----- The input -----
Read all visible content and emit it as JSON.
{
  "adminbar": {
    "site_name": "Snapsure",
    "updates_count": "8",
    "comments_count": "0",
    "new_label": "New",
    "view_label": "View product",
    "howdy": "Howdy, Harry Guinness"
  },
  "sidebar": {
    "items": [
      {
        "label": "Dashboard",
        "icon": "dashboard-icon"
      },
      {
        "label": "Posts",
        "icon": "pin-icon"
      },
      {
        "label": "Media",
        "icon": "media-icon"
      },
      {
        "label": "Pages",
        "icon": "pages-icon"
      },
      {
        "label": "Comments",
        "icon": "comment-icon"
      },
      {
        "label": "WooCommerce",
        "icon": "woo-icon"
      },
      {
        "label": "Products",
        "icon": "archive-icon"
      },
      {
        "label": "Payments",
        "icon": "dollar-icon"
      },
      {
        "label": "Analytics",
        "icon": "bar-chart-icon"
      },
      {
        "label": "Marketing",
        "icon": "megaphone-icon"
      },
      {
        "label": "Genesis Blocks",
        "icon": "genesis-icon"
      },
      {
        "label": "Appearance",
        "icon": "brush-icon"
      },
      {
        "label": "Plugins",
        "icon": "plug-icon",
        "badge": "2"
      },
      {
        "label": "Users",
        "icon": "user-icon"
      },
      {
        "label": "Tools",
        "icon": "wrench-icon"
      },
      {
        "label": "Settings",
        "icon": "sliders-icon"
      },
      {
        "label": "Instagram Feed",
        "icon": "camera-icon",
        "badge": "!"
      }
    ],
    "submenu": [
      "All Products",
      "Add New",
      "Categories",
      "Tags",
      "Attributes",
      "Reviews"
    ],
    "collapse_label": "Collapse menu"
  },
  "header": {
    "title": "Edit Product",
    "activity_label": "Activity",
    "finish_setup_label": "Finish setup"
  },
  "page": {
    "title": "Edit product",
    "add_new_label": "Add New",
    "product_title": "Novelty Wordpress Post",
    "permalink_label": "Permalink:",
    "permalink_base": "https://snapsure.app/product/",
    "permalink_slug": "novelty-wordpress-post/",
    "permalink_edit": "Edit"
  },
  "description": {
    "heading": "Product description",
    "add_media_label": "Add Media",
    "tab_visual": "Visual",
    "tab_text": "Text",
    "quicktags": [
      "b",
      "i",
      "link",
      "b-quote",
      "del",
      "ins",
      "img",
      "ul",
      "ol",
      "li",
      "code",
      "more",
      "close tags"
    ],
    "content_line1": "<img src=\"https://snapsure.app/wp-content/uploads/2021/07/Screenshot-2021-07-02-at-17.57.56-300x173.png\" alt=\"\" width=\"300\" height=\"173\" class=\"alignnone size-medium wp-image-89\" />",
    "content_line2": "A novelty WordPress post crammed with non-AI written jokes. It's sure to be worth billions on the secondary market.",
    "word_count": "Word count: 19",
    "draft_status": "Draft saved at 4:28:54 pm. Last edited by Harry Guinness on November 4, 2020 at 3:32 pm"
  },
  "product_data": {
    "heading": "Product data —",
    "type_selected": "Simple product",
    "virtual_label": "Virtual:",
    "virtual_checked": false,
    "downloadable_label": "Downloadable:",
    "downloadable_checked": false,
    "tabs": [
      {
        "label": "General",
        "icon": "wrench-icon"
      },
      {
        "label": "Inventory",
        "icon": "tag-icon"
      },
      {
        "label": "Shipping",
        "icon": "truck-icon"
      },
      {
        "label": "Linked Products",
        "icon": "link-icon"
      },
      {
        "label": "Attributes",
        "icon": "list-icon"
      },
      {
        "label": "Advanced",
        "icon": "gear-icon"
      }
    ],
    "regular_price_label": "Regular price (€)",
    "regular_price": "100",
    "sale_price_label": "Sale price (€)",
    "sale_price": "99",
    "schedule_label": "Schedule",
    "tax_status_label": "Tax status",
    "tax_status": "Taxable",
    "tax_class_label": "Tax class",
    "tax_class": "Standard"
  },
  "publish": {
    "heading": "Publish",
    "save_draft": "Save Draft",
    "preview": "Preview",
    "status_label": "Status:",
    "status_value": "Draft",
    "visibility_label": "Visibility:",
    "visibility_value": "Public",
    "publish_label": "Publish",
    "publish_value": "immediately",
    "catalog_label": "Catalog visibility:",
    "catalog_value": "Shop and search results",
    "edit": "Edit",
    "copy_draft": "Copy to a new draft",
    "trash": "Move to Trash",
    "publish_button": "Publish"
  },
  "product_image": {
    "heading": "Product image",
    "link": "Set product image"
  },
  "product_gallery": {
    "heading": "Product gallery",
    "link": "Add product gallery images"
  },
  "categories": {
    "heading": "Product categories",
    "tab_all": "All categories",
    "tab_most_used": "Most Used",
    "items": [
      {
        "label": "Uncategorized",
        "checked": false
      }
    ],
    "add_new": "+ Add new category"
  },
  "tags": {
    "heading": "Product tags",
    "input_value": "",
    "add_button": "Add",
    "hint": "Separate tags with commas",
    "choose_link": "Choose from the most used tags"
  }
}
-----
- [What is needed]
Retype the data. Every line must match the original exactly.

- [Response to the exercise]
Read all visible content and emit it as JSON.
{
  "adminbar": {
    "site_name": "Snapsure",
    "updates_count": "8",
    "comments_count": "0",
    "new_label": "New",
    "view_label": "View product",
    "howdy": "Howdy, Harry Guinness"
  },
  "sidebar": {
    "items": [
      {
        "label": "Dashboard",
        "icon": "dashboard-icon"
      },
      {
        "label": "Posts",
        "icon": "pin-icon"
      },
      {
        "label": "Media",
        "icon": "media-icon"
      },
      {
        "label": "Pages",
        "icon": "pages-icon"
      },
      {
        "label": "Comments",
        "icon": "comment-icon"
      },
      {
        "label": "WooCommerce",
        "icon": "woo-icon"
      },
      {
        "label": "Products",
        "icon": "archive-icon"
      },
      {
        "label": "Payments",
        "icon": "dollar-icon"
      },
      {
        "label": "Analytics",
        "icon": "bar-chart-icon"
      },
      {
        "label": "Marketing",
        "icon": "megaphone-icon"
      },
      {
        "label": "Genesis Blocks",
        "icon": "genesis-icon"
      },
      {
        "label": "Appearance",
        "icon": "brush-icon"
      },
      {
        "label": "Plugins",
        "icon": "plug-icon",
        "badge": "2"
      },
      {
        "label": "Users",
        "icon": "user-icon"
      },
      {
        "label": "Tools",
        "icon": "wrench-icon"
      },
      {
        "label": "Settings",
        "icon": "sliders-icon"
      },
      {
        "label": "Instagram Feed",
        "icon": "camera-icon",
        "badge": "!"
      }
    ],
    "submenu": [
      "All Products",
      "Add New",
      "Categories",
      "Tags",
      "Attributes",
      "Reviews"
    ],
    "collapse_label": "Collapse menu"
  },
  "header": {
    "title": "Edit Product",
    "activity_label": "Activity",
    "finish_setup_label": "Finish setup"
  },
  "page": {
    "title": "Edit product",
    "add_new_label": "Add New",
    "product_title": "Novelty Wordpress Post",
    "permalink_label": "Permalink:",
    "permalink_base": "https://snapsure.app/product/",
    "permalink_slug": "novelty-wordpress-post/",
    "permalink_edit": "Edit"
  },
  "description": {
    "heading": "Product description",
    "add_media_label": "Add Media",
    "tab_visual": "Visual",
    "tab_text": "Text",
    "quicktags": [
      "b",
      "i",
      "link",
      "b-quote",
      "del",
      "ins",
      "img",
      "ul",
      "ol",
      "li",
      "code",
      "more",
      "close tags"
    ],
    "content_line1": "<img src=\"https://snapsure.app/wp-content/uploads/2021/07/Screenshot-2021-07-02-at-17.57.56-300x173.png\" alt=\"\" width=\"300\" height=\"173\" class=\"alignnone size-medium wp-image-89\" />",
    "content_line2": "A novelty WordPress post crammed with non-AI written jokes. It's sure to be worth billions on the secondary market.",
    "word_count": "Word count: 19",
    "draft_status": "Draft saved at 4:28:54 pm. Last edited by Harry Guinness on November 4, 2020 at 3:32 pm"
  },
  "product_data": {
    "heading": "Product data —",
    "type_selected": "Simple product",
    "virtual_label": "Virtual:",
    "virtual_checked": false,
    "downloadable_label": "Downloadable:",
    "downloadable_checked": false,
    "tabs": [
      {
        "label": "General",
        "icon": "wrench-icon"
      },
      {
        "label": "Inventory",
        "icon": "tag-icon"
      },
      {
        "label": "Shipping",
        "icon": "truck-icon"
      },
      {
        "label": "Linked Products",
        "icon": "link-icon"
      },
      {
        "label": "Attributes",
        "icon": "list-icon"
      },
      {
        "label": "Advanced",
        "icon": "gear-icon"
      }
    ],
    "regular_price_label": "Regular price (€)",
    "regular_price": "100",
    "sale_price_label": "Sale price (€)",
    "sale_price": "99",
    "schedule_label": "Schedule",
    "tax_status_label": "Tax status",
    "tax_status": "Taxable",
    "tax_class_label": "Tax class",
    "tax_class": "Standard"
  },
  "publish": {
    "heading": "Publish",
    "save_draft": "Save Draft",
    "preview": "Preview",
    "status_label": "Status:",
    "status_value": "Draft",
    "visibility_label": "Visibility:",
    "visibility_value": "Public",
    "publish_label": "Publish",
    "publish_value": "immediately",
    "catalog_label": "Catalog visibility:",
    "catalog_value": "Shop and search results",
    "edit": "Edit",
    "copy_draft": "Copy to a new draft",
    "trash": "Move to Trash",
    "publish_button": "Publish"
  },
  "product_image": {
    "heading": "Product image",
    "link": "Set product image"
  },
  "product_gallery": {
    "heading": "Product gallery",
    "link": "Add product gallery images"
  },
  "categories": {
    "heading": "Product categories",
    "tab_all": "All categories",
    "tab_most_used": "Most Used",
    "items": [
      {
        "label": "Uncategorized",
        "checked": false
      }
    ],
    "add_new": "+ Add new category"
  },
  "tags": {
    "heading": "Product tags",
    "input_value": "",
    "add_button": "Add",
    "hint": "Separate tags with commas",
    "choose_link": "Choose from the most used tags"
  }
}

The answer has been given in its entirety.